Written instruction — Produce a verbatim transcription of the records below, beginning at the line containing "What's the underlying" and ending at the final line; include only those lines.

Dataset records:
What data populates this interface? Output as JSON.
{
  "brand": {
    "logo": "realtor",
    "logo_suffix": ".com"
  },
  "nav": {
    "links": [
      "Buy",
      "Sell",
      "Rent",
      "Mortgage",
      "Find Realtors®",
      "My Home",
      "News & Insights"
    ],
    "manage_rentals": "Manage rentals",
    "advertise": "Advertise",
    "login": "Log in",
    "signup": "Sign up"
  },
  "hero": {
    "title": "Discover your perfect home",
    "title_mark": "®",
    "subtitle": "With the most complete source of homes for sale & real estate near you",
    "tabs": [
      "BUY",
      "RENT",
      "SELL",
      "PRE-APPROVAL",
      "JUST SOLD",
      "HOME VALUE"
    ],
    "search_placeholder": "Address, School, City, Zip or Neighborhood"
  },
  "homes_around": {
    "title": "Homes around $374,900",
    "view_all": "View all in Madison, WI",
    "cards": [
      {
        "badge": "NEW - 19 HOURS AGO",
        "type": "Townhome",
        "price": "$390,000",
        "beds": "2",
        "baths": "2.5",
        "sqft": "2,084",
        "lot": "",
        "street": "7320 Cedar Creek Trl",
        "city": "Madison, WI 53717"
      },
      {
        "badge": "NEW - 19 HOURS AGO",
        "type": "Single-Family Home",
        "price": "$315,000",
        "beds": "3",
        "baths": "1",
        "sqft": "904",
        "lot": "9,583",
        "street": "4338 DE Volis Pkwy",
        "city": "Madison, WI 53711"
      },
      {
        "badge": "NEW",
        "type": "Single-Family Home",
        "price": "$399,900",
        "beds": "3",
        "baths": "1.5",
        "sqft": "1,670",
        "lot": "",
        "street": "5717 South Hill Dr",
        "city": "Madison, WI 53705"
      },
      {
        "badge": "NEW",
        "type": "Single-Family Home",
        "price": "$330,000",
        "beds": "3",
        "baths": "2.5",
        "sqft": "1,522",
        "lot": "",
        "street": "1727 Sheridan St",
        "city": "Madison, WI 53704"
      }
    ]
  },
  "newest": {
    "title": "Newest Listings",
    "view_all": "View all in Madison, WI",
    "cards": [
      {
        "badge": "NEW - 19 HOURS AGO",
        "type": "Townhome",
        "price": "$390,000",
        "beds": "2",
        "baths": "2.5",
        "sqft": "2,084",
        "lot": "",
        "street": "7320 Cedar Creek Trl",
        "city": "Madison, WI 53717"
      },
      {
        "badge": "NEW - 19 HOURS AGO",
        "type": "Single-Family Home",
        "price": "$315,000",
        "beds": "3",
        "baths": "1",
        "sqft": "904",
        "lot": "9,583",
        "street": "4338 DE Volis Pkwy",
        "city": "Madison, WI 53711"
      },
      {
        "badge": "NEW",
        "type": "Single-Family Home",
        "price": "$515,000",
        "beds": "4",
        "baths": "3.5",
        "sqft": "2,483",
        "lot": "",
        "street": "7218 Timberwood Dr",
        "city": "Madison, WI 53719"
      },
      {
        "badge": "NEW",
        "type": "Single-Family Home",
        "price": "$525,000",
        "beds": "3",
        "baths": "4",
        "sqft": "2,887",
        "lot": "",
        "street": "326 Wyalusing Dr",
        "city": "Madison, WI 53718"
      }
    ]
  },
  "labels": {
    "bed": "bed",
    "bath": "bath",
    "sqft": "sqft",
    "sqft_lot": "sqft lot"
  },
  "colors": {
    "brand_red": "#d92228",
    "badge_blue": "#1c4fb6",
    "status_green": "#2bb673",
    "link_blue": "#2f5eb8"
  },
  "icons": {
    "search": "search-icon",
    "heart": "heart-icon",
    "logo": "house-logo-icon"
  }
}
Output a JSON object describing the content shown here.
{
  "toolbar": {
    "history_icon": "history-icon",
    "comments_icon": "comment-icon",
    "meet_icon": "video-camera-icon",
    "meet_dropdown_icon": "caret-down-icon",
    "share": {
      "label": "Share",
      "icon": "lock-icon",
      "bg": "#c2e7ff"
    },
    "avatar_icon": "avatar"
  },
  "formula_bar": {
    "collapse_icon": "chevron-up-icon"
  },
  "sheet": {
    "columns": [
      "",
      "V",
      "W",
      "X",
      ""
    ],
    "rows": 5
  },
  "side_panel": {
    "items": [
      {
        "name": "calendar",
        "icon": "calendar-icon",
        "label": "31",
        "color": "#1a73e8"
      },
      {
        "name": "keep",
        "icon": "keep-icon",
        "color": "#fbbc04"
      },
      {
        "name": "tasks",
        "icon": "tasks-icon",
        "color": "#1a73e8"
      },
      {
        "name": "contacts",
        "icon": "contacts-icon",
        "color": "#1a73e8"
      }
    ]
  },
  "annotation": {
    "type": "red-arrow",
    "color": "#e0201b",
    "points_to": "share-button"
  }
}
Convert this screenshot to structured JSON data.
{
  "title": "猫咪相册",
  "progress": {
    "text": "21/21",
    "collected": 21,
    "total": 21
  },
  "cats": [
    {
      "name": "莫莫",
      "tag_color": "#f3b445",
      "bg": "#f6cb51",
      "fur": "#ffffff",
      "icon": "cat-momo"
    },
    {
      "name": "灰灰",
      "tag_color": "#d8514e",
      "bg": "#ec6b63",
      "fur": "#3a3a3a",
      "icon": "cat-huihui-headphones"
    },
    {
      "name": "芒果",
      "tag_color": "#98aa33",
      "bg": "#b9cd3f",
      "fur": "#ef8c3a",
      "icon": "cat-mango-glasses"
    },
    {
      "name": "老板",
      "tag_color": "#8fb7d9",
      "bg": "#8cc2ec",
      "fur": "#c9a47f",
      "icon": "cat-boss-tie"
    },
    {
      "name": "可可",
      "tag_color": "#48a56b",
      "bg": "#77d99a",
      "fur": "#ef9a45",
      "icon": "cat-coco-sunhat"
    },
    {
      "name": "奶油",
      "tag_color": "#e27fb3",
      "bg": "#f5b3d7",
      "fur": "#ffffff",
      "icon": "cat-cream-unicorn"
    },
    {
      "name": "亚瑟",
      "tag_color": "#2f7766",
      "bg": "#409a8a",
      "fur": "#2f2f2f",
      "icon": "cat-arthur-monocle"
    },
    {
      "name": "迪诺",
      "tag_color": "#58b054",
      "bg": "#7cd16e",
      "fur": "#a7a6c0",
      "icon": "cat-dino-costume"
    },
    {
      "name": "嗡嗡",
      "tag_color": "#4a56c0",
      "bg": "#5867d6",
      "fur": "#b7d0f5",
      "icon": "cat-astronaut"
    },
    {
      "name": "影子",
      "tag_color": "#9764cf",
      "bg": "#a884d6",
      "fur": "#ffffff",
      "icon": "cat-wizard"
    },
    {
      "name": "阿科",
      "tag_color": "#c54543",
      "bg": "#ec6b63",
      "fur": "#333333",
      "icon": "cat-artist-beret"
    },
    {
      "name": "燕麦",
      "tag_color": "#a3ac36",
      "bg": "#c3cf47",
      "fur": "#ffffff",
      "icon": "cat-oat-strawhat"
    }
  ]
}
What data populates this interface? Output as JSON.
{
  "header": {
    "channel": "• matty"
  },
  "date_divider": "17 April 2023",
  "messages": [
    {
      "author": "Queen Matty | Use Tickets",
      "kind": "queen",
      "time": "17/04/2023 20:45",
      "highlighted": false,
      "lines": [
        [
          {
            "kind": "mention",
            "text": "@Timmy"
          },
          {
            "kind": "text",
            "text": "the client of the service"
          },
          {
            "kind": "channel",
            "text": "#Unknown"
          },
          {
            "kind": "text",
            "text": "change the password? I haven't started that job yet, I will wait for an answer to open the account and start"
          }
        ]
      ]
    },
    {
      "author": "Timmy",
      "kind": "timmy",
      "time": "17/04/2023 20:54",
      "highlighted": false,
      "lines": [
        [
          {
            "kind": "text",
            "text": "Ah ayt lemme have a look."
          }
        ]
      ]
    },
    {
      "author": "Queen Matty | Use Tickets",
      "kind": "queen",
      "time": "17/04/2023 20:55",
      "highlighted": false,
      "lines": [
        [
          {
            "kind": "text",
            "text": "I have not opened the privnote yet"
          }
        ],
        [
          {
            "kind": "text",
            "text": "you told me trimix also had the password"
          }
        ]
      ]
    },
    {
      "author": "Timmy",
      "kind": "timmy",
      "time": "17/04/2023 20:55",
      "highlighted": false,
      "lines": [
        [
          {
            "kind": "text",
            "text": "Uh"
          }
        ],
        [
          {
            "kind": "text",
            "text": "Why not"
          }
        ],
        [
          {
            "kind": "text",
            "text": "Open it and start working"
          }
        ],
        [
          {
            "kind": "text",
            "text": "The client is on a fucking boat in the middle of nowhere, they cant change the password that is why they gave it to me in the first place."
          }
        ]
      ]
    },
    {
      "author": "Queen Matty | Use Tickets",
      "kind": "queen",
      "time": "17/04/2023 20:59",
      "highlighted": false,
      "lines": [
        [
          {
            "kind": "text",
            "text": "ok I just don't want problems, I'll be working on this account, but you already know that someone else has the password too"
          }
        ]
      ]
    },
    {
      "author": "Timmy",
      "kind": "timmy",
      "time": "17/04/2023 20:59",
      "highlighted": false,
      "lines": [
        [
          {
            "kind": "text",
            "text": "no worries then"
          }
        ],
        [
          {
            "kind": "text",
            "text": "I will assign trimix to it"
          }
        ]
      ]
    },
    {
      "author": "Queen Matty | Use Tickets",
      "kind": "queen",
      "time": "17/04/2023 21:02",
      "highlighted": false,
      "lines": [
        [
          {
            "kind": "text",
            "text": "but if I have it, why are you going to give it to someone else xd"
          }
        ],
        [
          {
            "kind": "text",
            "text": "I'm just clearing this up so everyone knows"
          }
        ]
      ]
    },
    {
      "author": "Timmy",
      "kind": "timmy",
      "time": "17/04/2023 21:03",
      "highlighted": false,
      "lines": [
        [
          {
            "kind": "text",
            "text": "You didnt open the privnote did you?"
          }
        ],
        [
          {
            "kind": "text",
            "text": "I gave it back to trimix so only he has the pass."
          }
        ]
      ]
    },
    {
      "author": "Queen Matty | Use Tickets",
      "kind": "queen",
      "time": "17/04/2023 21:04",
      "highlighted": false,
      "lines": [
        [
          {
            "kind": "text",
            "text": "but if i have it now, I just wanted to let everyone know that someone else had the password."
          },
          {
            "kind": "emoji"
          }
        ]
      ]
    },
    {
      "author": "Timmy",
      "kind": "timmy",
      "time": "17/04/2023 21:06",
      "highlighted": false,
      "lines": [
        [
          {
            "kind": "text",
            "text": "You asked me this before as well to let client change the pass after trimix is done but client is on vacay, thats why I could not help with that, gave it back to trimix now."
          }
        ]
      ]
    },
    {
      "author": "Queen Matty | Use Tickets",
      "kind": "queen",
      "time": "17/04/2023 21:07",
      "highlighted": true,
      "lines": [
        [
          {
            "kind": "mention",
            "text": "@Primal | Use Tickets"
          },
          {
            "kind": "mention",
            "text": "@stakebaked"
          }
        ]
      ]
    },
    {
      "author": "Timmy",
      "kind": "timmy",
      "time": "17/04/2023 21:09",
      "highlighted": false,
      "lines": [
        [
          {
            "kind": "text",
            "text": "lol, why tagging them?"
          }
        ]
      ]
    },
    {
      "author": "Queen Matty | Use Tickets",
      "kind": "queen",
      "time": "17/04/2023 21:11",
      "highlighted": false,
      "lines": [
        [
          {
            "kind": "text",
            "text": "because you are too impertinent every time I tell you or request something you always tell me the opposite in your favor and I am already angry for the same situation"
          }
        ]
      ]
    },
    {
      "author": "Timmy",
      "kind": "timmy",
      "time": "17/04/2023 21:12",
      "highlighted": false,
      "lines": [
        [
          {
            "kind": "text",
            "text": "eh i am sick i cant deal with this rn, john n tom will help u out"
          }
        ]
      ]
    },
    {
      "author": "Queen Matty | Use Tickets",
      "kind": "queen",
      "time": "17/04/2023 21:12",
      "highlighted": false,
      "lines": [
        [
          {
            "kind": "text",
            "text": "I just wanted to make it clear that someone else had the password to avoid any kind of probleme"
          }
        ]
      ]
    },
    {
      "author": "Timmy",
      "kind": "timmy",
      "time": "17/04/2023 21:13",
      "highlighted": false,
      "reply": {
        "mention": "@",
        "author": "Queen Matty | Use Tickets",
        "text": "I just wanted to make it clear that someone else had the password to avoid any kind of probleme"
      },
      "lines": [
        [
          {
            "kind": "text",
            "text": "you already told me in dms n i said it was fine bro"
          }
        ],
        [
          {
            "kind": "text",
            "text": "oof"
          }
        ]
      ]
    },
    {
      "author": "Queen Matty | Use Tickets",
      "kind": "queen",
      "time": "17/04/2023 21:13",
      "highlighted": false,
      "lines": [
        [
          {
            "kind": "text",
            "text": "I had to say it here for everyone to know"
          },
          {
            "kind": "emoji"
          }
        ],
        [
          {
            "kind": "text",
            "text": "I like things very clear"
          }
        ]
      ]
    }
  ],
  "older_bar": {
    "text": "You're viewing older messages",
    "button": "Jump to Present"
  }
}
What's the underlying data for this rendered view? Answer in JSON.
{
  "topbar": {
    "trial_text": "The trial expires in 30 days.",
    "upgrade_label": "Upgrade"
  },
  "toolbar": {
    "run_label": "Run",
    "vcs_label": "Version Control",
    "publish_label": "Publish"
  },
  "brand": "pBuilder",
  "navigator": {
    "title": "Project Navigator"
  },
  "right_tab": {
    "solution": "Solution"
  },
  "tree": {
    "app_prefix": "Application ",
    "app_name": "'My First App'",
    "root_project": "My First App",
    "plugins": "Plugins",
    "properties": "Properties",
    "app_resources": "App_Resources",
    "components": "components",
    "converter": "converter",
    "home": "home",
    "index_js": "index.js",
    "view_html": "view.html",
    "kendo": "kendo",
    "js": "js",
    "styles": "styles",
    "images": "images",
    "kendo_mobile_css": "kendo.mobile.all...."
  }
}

Answer to this exercise —
What's the underlying data for this rendered view? Answer in JSON.
{
  "topbar": {
    "trial_text": "The trial expires in 30 days.",
    "upgrade_label": "Upgrade"
  },
  "toolbar": {
    "run_label": "Run",
    "vcs_label": "Version Control",
    "publish_label": "Publish"
  },
  "brand": "pBuilder",
  "navigator": {
    "title": "Project Navigator"
  },
  "right_tab": {
    "solution": "Solution"
  },
  "tree": {
    "app_prefix": "Application ",
    "app_name": "'My First App'",
    "root_project": "My First App",
    "plugins": "Plugins",
    "properties": "Properties",
    "app_resources": "App_Resources",
    "components": "components",
    "converter": "converter",
    "home": "home",
    "index_js": "index.js",
    "view_html": "view.html",
    "kendo": "kendo",
    "js": "js",
    "styles": "styles",
    "images": "images",
    "kendo_mobile_css": "kendo.mobile.all...."
  }
}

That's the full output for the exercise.